Report each line of the data that has "name" somewhere in it.

# LISTING:
— BEGIN —

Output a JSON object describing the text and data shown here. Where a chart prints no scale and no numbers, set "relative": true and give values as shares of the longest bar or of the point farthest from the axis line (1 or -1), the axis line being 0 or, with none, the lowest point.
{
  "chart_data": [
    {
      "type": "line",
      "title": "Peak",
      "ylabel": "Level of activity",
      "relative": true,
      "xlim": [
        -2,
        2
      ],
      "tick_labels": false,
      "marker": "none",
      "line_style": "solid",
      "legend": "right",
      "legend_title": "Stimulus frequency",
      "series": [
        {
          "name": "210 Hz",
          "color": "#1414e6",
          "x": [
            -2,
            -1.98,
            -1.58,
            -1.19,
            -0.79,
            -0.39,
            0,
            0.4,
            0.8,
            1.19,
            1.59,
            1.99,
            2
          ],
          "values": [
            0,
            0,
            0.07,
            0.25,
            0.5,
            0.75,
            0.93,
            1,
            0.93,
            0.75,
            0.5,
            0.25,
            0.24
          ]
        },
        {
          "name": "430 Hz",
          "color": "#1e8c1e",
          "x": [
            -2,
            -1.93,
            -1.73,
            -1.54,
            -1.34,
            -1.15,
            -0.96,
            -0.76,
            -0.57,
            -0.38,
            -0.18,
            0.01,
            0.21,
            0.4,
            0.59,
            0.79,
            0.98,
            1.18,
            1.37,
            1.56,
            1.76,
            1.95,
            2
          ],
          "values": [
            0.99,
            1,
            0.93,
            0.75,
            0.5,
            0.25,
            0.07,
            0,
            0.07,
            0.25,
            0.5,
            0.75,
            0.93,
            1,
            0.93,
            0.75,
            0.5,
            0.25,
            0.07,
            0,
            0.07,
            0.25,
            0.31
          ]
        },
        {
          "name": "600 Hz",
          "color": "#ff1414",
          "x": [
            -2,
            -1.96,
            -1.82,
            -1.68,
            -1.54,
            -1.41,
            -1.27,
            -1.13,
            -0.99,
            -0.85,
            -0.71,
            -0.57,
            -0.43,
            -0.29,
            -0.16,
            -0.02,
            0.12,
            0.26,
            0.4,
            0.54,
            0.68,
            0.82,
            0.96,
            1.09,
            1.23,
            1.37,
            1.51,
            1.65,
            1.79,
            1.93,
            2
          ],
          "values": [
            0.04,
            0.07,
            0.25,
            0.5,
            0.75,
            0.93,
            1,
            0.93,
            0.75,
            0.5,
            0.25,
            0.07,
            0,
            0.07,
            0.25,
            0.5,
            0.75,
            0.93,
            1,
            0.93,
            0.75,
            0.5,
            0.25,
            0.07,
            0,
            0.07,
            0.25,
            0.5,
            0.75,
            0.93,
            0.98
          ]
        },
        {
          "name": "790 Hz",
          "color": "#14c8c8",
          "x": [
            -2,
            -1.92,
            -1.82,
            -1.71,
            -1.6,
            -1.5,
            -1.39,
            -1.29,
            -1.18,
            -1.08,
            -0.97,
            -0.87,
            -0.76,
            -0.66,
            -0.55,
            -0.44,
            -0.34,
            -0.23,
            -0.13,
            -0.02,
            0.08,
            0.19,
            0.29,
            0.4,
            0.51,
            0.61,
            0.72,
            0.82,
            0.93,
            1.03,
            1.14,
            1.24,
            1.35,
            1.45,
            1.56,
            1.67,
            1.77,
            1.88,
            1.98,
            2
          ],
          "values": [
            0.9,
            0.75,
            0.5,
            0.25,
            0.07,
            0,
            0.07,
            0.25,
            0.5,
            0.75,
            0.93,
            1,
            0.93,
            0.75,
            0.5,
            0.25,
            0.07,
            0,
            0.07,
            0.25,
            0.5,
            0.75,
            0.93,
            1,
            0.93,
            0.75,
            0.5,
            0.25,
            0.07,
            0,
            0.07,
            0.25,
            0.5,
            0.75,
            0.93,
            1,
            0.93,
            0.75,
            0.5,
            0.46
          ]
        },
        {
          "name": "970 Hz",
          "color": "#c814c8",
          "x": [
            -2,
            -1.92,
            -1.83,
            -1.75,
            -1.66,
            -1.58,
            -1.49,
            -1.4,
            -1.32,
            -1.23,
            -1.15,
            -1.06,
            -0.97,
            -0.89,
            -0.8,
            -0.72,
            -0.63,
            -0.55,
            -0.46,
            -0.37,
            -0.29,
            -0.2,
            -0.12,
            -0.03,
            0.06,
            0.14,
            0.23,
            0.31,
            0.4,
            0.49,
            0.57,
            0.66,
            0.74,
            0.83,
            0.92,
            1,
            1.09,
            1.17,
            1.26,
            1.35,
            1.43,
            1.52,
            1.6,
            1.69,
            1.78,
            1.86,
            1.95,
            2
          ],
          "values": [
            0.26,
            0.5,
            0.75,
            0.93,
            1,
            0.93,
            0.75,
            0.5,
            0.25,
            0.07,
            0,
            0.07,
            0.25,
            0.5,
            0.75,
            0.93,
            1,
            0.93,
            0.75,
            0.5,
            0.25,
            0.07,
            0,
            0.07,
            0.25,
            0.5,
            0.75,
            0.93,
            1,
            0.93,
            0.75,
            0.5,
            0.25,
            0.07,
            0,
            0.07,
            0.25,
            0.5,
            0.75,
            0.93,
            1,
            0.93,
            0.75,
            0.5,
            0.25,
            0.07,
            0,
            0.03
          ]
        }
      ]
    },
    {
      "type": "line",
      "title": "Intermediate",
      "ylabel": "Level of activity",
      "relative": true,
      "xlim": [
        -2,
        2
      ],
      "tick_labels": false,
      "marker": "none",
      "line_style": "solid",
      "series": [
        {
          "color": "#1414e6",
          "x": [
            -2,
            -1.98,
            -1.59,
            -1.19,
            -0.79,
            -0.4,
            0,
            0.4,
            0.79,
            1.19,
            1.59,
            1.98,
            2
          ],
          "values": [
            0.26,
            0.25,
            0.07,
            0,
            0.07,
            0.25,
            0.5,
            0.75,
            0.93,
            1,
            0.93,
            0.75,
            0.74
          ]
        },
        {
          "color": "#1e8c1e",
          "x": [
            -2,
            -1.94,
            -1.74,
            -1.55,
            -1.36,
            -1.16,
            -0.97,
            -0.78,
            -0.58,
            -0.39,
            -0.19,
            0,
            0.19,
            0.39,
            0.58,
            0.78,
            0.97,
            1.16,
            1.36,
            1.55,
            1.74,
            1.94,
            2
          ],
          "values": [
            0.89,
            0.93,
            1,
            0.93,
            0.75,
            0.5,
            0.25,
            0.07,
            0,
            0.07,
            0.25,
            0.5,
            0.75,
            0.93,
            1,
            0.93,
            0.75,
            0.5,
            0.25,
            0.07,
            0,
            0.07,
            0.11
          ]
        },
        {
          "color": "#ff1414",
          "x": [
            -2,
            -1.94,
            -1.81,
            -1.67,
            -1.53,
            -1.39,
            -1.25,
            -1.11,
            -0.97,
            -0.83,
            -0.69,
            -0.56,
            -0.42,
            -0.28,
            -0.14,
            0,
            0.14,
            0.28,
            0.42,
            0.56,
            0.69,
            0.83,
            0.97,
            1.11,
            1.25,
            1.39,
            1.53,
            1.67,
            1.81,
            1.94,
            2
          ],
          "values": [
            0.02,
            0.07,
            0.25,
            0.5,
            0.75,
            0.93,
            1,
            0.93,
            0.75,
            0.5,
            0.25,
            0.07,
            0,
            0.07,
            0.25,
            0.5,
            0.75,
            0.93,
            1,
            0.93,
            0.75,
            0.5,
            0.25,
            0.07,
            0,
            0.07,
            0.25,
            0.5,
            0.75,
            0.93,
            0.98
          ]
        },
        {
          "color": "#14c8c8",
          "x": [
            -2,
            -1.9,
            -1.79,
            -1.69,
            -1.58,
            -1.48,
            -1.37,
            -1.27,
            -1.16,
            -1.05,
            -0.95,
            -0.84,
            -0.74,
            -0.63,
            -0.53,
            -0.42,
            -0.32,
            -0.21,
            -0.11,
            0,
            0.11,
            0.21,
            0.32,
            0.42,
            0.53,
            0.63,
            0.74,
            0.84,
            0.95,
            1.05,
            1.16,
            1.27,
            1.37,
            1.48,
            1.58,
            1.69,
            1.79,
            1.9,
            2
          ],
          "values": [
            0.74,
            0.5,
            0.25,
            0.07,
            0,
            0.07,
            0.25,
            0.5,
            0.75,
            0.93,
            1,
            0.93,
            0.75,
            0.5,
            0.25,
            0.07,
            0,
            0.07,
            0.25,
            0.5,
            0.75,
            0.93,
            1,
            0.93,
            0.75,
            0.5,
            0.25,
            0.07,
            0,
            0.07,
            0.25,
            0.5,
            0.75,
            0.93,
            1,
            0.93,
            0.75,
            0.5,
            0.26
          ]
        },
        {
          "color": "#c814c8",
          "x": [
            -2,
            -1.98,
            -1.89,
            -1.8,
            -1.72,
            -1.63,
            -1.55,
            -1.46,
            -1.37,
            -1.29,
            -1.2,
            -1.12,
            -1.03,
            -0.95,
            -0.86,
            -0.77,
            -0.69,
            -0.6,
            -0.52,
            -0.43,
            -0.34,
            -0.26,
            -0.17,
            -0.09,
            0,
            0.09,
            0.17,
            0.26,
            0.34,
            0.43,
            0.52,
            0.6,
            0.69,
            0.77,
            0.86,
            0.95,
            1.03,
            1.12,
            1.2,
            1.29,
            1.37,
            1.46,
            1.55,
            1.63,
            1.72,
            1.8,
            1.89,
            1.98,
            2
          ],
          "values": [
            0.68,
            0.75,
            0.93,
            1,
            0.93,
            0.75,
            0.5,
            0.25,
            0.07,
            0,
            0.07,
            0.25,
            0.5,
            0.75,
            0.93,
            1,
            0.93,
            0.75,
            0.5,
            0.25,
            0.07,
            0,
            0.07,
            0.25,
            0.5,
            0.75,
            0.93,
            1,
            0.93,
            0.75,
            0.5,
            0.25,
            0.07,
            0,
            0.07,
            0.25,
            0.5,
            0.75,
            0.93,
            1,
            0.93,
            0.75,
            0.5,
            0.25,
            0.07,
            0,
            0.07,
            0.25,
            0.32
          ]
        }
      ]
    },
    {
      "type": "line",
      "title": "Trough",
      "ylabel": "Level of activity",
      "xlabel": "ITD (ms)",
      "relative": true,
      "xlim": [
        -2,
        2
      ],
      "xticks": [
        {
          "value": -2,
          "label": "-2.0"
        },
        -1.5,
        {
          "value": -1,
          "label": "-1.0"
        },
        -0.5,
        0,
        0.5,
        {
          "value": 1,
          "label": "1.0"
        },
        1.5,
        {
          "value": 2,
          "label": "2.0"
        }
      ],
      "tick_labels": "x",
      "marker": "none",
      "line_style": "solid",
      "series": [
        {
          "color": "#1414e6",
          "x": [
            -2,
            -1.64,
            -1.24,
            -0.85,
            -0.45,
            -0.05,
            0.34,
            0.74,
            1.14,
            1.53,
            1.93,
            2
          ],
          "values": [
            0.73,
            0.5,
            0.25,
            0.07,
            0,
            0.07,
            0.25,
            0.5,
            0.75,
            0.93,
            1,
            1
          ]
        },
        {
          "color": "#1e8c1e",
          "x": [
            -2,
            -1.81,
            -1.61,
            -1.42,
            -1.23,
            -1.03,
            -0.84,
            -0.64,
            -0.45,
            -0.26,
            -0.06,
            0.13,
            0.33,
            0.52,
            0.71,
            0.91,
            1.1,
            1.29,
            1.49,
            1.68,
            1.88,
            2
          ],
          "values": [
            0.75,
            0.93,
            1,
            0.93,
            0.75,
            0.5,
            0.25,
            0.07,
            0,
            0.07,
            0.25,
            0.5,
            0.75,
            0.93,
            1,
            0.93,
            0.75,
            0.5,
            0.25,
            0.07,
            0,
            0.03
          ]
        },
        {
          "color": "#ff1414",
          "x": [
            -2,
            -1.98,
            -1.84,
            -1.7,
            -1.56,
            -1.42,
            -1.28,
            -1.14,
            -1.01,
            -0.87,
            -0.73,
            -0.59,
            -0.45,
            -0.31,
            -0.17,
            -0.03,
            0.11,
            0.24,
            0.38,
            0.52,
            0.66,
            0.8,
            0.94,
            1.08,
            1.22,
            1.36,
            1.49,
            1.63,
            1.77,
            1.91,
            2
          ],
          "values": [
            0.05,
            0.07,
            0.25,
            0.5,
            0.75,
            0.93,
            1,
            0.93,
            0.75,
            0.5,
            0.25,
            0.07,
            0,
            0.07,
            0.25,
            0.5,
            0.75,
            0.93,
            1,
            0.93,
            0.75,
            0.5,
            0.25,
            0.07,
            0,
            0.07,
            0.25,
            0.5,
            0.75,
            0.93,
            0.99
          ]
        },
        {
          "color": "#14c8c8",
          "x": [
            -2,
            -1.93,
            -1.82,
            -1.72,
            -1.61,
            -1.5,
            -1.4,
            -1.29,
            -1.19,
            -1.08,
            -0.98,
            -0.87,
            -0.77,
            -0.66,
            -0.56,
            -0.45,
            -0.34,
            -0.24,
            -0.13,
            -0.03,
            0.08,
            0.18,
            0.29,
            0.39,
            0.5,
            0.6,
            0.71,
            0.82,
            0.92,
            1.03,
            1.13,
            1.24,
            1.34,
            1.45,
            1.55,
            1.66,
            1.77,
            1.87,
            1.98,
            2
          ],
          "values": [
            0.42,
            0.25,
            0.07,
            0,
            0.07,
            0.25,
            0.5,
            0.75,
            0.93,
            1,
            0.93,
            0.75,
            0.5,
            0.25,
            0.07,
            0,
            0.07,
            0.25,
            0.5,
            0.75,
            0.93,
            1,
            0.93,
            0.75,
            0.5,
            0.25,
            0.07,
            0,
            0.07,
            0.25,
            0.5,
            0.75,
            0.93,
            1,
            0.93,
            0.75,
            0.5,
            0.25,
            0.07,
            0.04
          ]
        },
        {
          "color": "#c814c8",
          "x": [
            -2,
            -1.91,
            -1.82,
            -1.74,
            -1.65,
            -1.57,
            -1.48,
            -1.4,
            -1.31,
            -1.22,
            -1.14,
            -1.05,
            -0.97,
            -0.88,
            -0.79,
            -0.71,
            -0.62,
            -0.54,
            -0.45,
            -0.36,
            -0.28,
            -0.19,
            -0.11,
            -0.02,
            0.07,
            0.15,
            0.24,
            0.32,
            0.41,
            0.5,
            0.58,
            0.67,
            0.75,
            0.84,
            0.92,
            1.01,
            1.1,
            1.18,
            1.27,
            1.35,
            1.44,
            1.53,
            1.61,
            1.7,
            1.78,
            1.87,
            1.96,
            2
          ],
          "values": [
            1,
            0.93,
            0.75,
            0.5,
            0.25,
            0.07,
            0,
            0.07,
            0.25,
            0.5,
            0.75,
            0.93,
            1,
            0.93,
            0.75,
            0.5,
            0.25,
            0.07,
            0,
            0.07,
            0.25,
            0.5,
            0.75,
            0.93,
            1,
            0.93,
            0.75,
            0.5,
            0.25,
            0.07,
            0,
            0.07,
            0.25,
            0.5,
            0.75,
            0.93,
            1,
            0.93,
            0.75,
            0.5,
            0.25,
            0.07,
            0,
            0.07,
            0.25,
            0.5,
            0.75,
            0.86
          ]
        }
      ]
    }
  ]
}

— END —

# EXPECTED ANSWER:
          "name": "210 Hz",
          "name": "430 Hz",
          "name": "600 Hz",
          "name": "790 Hz",
          "name": "970 Hz",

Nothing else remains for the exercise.